WHAT YOU ARE ASKED TO DO => Copy out all the data, word for word.

DATA ENTRIES =>
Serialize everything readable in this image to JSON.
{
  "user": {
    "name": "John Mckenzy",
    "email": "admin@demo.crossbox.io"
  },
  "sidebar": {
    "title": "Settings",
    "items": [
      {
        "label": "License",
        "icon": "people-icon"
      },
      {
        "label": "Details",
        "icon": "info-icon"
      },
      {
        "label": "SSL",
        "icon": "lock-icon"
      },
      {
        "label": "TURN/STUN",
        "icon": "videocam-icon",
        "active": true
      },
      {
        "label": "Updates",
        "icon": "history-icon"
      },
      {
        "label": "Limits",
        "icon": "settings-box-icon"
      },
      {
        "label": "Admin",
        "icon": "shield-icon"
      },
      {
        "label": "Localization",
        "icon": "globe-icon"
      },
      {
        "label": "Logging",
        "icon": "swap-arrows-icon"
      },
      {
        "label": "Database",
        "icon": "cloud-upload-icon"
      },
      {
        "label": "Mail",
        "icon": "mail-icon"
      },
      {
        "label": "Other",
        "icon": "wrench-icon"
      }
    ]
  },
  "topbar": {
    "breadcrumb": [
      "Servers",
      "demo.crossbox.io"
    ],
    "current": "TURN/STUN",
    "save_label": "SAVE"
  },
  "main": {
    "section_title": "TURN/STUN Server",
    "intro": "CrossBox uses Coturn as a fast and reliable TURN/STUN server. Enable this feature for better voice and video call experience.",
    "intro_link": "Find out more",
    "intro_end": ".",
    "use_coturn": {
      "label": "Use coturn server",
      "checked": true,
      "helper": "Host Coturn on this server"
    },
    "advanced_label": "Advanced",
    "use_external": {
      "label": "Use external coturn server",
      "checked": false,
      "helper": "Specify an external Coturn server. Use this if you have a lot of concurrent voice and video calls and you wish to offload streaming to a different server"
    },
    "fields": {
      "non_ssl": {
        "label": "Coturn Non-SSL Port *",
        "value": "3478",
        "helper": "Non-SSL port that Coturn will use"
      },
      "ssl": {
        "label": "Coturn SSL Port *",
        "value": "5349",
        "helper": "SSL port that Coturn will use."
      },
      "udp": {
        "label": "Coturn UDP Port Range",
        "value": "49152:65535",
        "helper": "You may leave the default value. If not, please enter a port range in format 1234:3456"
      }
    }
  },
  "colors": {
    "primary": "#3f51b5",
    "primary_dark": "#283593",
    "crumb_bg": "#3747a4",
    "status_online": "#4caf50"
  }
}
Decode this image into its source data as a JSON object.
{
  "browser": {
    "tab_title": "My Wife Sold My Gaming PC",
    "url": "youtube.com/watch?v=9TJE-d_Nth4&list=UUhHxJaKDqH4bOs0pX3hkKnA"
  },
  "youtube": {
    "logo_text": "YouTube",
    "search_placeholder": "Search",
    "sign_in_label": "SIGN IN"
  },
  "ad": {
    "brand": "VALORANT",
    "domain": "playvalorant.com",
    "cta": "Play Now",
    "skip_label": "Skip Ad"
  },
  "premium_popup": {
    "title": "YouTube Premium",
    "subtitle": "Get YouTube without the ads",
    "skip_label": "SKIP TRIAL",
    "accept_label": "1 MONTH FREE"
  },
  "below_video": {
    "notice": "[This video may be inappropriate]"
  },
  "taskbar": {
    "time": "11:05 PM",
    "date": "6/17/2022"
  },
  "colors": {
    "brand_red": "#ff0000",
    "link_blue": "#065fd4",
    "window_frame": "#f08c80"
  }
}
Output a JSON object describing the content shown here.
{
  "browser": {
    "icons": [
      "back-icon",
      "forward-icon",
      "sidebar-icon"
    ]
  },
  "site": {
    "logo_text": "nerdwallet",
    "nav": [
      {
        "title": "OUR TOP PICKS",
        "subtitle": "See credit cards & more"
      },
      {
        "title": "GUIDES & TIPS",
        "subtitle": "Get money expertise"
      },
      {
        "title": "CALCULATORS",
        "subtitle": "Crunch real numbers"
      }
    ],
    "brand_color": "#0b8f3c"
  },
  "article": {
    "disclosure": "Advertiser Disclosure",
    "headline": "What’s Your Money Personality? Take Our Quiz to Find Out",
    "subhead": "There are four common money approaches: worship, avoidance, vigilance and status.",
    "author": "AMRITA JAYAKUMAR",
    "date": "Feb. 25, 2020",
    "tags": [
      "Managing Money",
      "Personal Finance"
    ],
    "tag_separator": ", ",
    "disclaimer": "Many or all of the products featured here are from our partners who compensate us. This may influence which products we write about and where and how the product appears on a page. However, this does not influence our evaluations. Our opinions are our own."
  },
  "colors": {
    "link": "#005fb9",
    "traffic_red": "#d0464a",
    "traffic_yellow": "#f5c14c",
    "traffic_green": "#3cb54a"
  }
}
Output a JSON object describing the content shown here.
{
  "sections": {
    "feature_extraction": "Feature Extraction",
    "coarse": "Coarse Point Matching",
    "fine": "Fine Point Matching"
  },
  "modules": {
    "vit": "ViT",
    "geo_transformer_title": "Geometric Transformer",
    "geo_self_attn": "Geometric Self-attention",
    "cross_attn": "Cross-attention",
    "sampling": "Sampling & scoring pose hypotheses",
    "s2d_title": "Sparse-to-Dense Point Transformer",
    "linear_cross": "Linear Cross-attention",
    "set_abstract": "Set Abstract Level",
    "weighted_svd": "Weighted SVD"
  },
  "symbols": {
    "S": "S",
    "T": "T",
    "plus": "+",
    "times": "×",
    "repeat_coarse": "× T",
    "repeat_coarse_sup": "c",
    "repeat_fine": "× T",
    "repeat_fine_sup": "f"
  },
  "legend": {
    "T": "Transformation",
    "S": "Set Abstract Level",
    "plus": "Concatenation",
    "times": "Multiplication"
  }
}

WRITTEN RESPONSE =>
Serialize everything readable in this image to JSON.
{
  "user": {
    "name": "John Mckenzy",
    "email": "admin@demo.crossbox.io"
  },
  "sidebar": {
    "title": "Settings",
    "items": [
      {
        "label": "License",
        "icon": "people-icon"
      },
      {
        "label": "Details",
        "icon": "info-icon"
      },
      {
        "label": "SSL",
        "icon": "lock-icon"
      },
      {
        "label": "TURN/STUN",
        "icon": "videocam-icon",
        "active": true
      },
      {
        "label": "Updates",
        "icon": "history-icon"
      },
      {
        "label": "Limits",
        "icon": "settings-box-icon"
      },
      {
        "label": "Admin",
        "icon": "shield-icon"
      },
      {
        "label": "Localization",
        "icon": "globe-icon"
      },
      {
        "label": "Logging",
        "icon": "swap-arrows-icon"
      },
      {
        "label": "Database",
        "icon": "cloud-upload-icon"
      },
      {
        "label": "Mail",
        "icon": "mail-icon"
      },
      {
        "label": "Other",
        "icon": "wrench-icon"
      }
    ]
  },
  "topbar": {
    "breadcrumb": [
      "Servers",
      "demo.crossbox.io"
    ],
    "current": "TURN/STUN",
    "save_label": "SAVE"
  },
  "main": {
    "section_title": "TURN/STUN Server",
    "intro": "CrossBox uses Coturn as a fast and reliable TURN/STUN server. Enable this feature for better voice and video call experience.",
    "intro_link": "Find out more",
    "intro_end": ".",
    "use_coturn": {
      "label": "Use coturn server",
      "checked": true,
      "helper": "Host Coturn on this server"
    },
    "advanced_label": "Advanced",
    "use_external": {
      "label": "Use external coturn server",
      "checked": false,
      "helper": "Specify an external Coturn server. Use this if you have a lot of concurrent voice and video calls and you wish to offload streaming to a different server"
    },
    "fields": {
      "non_ssl": {
        "label": "Coturn Non-SSL Port *",
        "value": "3478",
        "helper": "Non-SSL port that Coturn will use"
      },
      "ssl": {
        "label": "Coturn SSL Port *",
        "value": "5349",
        "helper": "SSL port that Coturn will use."
      },
      "udp": {
        "label": "Coturn UDP Port Range",
        "value": "49152:65535",
        "helper": "You may leave the default value. If not, please enter a port range in format 1234:3456"
      }
    }
  },
  "colors": {
    "primary": "#3f51b5",
    "primary_dark": "#283593",
    "crumb_bg": "#3747a4",
    "status_online": "#4caf50"
  }
}
Decode this image into its source data as a JSON object.
{
  "browser": {
    "tab_title": "My Wife Sold My Gaming PC",
    "url": "youtube.com/watch?v=9TJE-d_Nth4&list=UUhHxJaKDqH4bOs0pX3hkKnA"
  },
  "youtube": {
    "logo_text": "YouTube",
    "search_placeholder": "Search",
    "sign_in_label": "SIGN IN"
  },
  "ad": {
    "brand": "VALORANT",
    "domain": "playvalorant.com",
    "cta": "Play Now",
    "skip_label": "Skip Ad"
  },
  "premium_popup": {
    "title": "YouTube Premium",
    "subtitle": "Get YouTube without the ads",
    "skip_label": "SKIP TRIAL",
    "accept_label": "1 MONTH FREE"
  },
  "below_video": {
    "notice": "[This video may be inappropriate]"
  },
  "taskbar": {
    "time": "11:05 PM",
    "date": "6/17/2022"
  },
  "colors": {
    "brand_red": "#ff0000",
    "link_blue": "#065fd4",
    "window_frame": "#f08c80"
  }
}
Output a JSON object describing the content shown here.
{
  "browser": {
    "icons": [
      "back-icon",
      "forward-icon",
      "sidebar-icon"
    ]
  },
  "site": {
    "logo_text": "nerdwallet",
    "nav": [
      {
        "title": "OUR TOP PICKS",
        "subtitle": "See credit cards & more"
      },
      {
        "title": "GUIDES & TIPS",
        "subtitle": "Get money expertise"
      },
      {
        "title": "CALCULATORS",
        "subtitle": "Crunch real numbers"
      }
    ],
    "brand_color": "#0b8f3c"
  },
  "article": {
    "disclosure": "Advertiser Disclosure",
    "headline": "What’s Your Money Personality? Take Our Quiz to Find Out",
    "subhead": "There are four common money approaches: worship, avoidance, vigilance and status.",
    "author": "AMRITA JAYAKUMAR",
    "date": "Feb. 25, 2020",
    "tags": [
      "Managing Money",
      "Personal Finance"
    ],
    "tag_separator": ", ",
    "disclaimer": "Many or all of the products featured here are from our partners who compensate us. This may influence which products we write about and where and how the product appears on a page. However, this does not influence our evaluations. Our opinions are our own."
  },
  "colors": {
    "link": "#005fb9",
    "traffic_red": "#d0464a",
    "traffic_yellow": "#f5c14c",
    "traffic_green": "#3cb54a"
  }
}
Output a JSON object describing the content shown here.
{
  "sections": {
    "feature_extraction": "Feature Extraction",
    "coarse": "Coarse Point Matching",
    "fine": "Fine Point Matching"
  },
  "modules": {
    "vit": "ViT",
    "geo_transformer_title": "Geometric Transformer",
    "geo_self_attn": "Geometric Self-attention",
    "cross_attn": "Cross-attention",
    "sampling": "Sampling & scoring pose hypotheses",
    "s2d_title": "Sparse-to-Dense Point Transformer",
    "linear_cross": "Linear Cross-attention",
    "set_abstract": "Set Abstract Level",
    "weighted_svd": "Weighted SVD"
  },
  "symbols": {
    "S": "S",
    "T": "T",
    "plus": "+",
    "times": "×",
    "repeat_coarse": "× T",
    "repeat_coarse_sup": "c",
    "repeat_fine": "× T",
    "repeat_fine_sup": "f"
  },
  "legend": {
    "T": "Transformation",
    "S": "Set Abstract Level",
    "plus": "Concatenation",
    "times": "Multiplication"
  }
}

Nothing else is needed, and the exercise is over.